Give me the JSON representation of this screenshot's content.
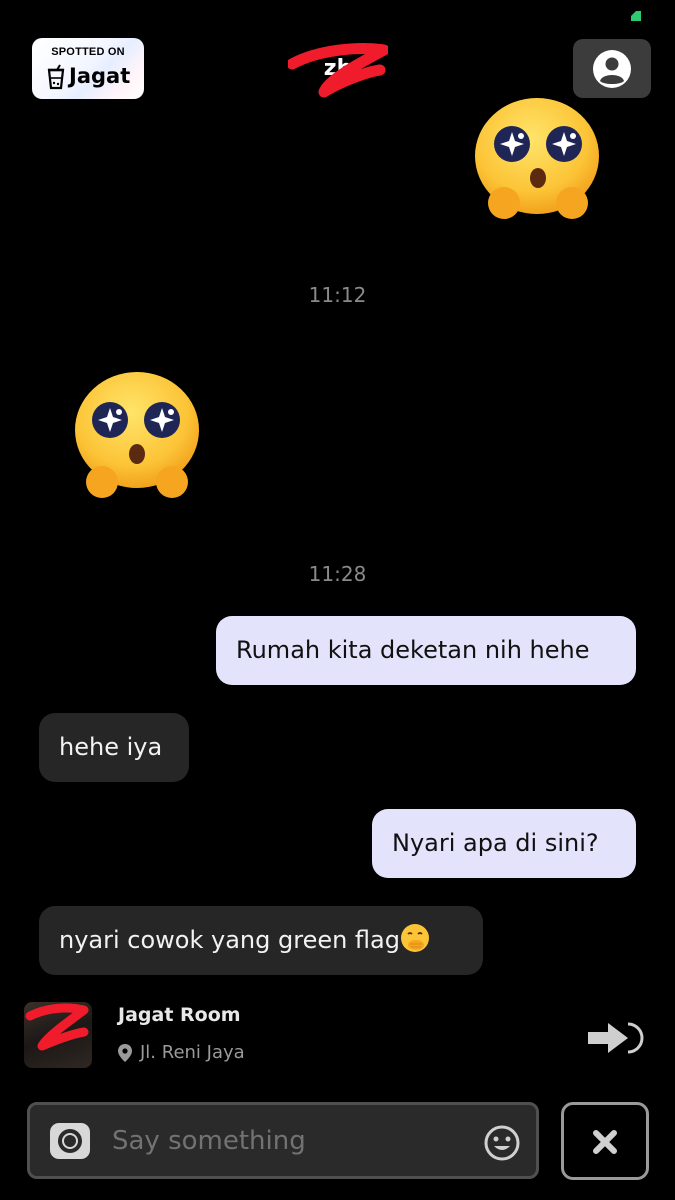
{
  "status_bar": {
    "battery_color": "#2ecc71"
  },
  "badge": {
    "top_text": "SPOTTED ON",
    "brand": "Jagat",
    "icon": "cup-icon"
  },
  "header": {
    "chat_name": "zh",
    "profile_icon": "user-avatar-icon"
  },
  "messages": [
    {
      "type": "emoji",
      "side": "right",
      "emoji": "shy-sparkle-eyes-emoji"
    },
    {
      "type": "timestamp",
      "text": "11:12"
    },
    {
      "type": "emoji",
      "side": "left",
      "emoji": "shy-sparkle-eyes-emoji"
    },
    {
      "type": "timestamp",
      "text": "11:28"
    },
    {
      "type": "text",
      "side": "right",
      "text": "Rumah kita deketan nih hehe"
    },
    {
      "type": "text",
      "side": "left",
      "text": "hehe iya"
    },
    {
      "type": "text",
      "side": "right",
      "text": "Nyari apa di sini?"
    },
    {
      "type": "text",
      "side": "left",
      "text": "nyari cowok yang green flag",
      "trailing_emoji": "hand-over-mouth-emoji"
    }
  ],
  "room": {
    "title": "Jagat Room",
    "location": "Jl. Reni Jaya",
    "pin_icon": "location-pin-icon",
    "go_icon": "arrow-right-icon"
  },
  "composer": {
    "placeholder": "Say something",
    "camera_icon": "camera-icon",
    "emoji_icon": "smile-icon",
    "close_icon": "close-icon"
  },
  "colors": {
    "bubble_out": "#e3e4fc",
    "bubble_in": "#262626",
    "background": "#000000"
  }
}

◇ ◇ ◇

Every entry above should be duplicated exactly. Do not include the images.

Give me the JSON representation of this screenshot's content.
{
  "status_bar": {
    "battery_color": "#2ecc71"
  },
  "badge": {
    "top_text": "SPOTTED ON",
    "brand": "Jagat",
    "icon": "cup-icon"
  },
  "header": {
    "chat_name": "zh",
    "profile_icon": "user-avatar-icon"
  },
  "messages": [
    {
      "type": "emoji",
      "side": "right",
      "emoji": "shy-sparkle-eyes-emoji"
    },
    {
      "type": "timestamp",
      "text": "11:12"
    },
    {
      "type": "emoji",
      "side": "left",
      "emoji": "shy-sparkle-eyes-emoji"
    },
    {
      "type": "timestamp",
      "text": "11:28"
    },
    {
      "type": "text",
      "side": "right",
      "text": "Rumah kita deketan nih hehe"
    },
    {
      "type": "text",
      "side": "left",
      "text": "hehe iya"
    },
    {
      "type": "text",
      "side": "right",
      "text": "Nyari apa di sini?"
    },
    {
      "type": "text",
      "side": "left",
      "text": "nyari cowok yang green flag",
      "trailing_emoji": "hand-over-mouth-emoji"
    }
  ],
  "room": {
    "title": "Jagat Room",
    "location": "Jl. Reni Jaya",
    "pin_icon": "location-pin-icon",
    "go_icon": "arrow-right-icon"
  },
  "composer": {
    "placeholder": "Say something",
    "camera_icon": "camera-icon",
    "emoji_icon": "smile-icon",
    "close_icon": "close-icon"
  },
  "colors": {
    "bubble_out": "#e3e4fc",
    "bubble_in": "#262626",
    "background": "#000000"
  }
}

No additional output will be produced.